**Description of the task:** Pull every line containing the word "ylabel" from the records.

**Supplied data:**
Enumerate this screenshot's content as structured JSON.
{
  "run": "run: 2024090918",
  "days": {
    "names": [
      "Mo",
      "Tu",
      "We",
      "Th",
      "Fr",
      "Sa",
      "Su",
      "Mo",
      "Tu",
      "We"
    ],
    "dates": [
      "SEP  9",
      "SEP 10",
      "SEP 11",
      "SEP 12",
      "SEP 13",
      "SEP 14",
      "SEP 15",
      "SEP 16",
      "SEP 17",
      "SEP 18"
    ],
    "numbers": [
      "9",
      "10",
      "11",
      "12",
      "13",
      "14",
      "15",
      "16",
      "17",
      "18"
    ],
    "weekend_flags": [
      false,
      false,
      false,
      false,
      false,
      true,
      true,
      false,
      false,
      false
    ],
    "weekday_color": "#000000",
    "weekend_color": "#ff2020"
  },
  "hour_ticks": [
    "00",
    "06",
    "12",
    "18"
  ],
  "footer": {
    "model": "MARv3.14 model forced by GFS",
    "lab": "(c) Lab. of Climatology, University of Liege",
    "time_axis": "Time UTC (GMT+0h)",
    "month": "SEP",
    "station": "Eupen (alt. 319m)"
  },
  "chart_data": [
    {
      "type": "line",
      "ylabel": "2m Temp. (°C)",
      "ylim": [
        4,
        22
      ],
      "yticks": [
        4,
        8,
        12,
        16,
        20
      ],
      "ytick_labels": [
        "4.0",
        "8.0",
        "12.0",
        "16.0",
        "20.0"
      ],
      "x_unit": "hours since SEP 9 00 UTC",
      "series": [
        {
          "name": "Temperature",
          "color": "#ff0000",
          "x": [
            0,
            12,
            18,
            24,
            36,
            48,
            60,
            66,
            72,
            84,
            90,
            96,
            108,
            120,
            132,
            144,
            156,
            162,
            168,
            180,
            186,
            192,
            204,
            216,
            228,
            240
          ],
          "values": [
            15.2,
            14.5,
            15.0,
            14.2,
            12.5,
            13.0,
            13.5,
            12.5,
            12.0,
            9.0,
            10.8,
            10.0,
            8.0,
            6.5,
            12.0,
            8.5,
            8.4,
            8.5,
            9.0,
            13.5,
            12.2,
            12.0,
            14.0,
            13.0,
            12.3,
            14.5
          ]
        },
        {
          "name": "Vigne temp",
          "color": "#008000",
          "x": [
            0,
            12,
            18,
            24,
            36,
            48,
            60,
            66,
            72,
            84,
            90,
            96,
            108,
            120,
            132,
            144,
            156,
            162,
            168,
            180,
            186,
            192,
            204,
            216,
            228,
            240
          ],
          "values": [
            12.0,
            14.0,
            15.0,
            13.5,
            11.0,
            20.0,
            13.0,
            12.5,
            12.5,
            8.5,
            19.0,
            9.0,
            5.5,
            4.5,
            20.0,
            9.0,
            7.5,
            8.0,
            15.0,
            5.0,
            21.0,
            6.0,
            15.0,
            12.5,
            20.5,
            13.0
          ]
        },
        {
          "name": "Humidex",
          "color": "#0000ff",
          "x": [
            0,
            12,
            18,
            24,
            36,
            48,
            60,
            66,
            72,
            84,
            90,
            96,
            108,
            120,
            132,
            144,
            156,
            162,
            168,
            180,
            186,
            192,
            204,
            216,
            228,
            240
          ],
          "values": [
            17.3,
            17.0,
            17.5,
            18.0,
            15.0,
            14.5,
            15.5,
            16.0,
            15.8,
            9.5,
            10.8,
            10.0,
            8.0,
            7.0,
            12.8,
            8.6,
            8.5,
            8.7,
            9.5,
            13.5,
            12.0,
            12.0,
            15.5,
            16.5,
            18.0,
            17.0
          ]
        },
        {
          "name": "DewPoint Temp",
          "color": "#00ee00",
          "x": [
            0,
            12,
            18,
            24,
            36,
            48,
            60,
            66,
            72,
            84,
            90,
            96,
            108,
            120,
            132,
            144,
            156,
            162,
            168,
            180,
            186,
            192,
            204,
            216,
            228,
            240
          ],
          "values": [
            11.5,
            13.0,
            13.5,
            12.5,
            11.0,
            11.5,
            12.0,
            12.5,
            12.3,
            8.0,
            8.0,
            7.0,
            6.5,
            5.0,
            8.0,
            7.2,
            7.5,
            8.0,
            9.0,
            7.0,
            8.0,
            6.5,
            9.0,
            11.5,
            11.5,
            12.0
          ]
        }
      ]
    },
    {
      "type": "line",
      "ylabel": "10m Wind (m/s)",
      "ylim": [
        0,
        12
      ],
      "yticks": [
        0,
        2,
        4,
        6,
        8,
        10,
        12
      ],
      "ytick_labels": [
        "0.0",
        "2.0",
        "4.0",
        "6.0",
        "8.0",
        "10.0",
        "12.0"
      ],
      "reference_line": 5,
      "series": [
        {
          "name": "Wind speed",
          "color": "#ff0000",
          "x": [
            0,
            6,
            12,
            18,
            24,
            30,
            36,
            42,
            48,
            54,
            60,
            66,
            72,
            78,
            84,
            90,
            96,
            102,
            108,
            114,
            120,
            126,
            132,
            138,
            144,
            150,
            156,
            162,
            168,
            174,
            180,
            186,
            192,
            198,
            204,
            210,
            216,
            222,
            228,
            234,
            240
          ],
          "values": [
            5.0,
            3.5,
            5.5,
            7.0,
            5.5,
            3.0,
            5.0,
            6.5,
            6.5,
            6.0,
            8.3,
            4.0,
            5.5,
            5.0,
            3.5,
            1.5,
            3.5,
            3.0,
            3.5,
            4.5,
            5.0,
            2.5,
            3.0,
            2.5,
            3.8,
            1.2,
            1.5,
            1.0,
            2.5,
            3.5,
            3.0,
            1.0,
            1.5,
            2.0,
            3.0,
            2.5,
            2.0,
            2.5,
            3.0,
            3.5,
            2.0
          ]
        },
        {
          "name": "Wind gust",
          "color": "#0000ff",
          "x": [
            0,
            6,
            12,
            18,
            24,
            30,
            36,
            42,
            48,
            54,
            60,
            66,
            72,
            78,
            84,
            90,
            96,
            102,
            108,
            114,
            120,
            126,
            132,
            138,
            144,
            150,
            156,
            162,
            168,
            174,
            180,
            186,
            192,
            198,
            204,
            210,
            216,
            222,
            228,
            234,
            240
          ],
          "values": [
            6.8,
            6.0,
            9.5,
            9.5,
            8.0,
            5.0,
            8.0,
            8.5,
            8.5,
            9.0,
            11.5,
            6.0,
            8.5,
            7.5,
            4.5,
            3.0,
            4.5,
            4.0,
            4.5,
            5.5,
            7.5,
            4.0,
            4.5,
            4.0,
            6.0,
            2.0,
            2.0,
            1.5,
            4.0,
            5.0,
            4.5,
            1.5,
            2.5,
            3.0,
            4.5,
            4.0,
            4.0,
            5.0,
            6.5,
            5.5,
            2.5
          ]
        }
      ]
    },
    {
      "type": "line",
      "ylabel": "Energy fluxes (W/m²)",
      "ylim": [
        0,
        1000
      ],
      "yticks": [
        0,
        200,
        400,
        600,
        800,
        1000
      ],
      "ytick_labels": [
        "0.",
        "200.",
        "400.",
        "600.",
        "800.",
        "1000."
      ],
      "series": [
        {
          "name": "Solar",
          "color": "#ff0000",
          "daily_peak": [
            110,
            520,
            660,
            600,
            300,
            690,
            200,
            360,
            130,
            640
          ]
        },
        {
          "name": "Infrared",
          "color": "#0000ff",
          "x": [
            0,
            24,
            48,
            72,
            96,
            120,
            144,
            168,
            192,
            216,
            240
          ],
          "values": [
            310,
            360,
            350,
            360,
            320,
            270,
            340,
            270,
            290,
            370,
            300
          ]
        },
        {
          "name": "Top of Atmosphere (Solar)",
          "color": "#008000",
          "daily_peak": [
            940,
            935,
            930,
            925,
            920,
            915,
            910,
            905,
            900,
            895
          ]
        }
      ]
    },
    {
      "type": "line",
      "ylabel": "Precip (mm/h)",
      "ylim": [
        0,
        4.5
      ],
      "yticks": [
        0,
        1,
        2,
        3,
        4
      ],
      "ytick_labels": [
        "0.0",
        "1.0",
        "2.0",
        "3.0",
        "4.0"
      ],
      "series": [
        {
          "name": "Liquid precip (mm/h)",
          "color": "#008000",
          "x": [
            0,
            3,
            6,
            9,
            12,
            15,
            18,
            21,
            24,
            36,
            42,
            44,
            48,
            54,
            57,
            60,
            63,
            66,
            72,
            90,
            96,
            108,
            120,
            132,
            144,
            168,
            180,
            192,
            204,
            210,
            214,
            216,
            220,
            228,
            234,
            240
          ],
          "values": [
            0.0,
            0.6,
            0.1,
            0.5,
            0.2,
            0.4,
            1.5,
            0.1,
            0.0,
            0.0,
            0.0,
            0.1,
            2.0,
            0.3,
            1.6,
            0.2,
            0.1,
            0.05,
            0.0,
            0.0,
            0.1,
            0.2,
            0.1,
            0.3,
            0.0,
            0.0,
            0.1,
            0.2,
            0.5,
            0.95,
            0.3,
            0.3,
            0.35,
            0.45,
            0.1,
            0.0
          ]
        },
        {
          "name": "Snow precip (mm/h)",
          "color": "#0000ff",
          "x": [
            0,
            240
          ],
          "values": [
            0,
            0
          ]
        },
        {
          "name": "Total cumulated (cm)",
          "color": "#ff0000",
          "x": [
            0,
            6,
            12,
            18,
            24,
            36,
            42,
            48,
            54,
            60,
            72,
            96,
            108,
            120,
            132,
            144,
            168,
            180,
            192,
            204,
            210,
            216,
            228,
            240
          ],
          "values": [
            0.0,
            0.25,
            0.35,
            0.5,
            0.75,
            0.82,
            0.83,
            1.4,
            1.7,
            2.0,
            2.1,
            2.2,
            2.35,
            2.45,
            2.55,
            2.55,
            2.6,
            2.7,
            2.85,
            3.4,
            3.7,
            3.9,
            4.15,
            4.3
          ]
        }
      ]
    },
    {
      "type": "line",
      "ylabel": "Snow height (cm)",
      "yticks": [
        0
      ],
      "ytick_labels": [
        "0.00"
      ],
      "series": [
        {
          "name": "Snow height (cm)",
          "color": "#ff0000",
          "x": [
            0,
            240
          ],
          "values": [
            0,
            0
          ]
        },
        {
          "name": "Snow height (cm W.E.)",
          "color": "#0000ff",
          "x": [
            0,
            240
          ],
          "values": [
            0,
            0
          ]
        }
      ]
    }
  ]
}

**Response to this exercise:**
      "ylabel": "2m Temp. (°C)",
      "ylabel": "10m Wind (m/s)",
      "ylabel": "Energy fluxes (W/m²)",
      "ylabel": "Precip (mm/h)",
      "ylabel": "Snow height (cm)",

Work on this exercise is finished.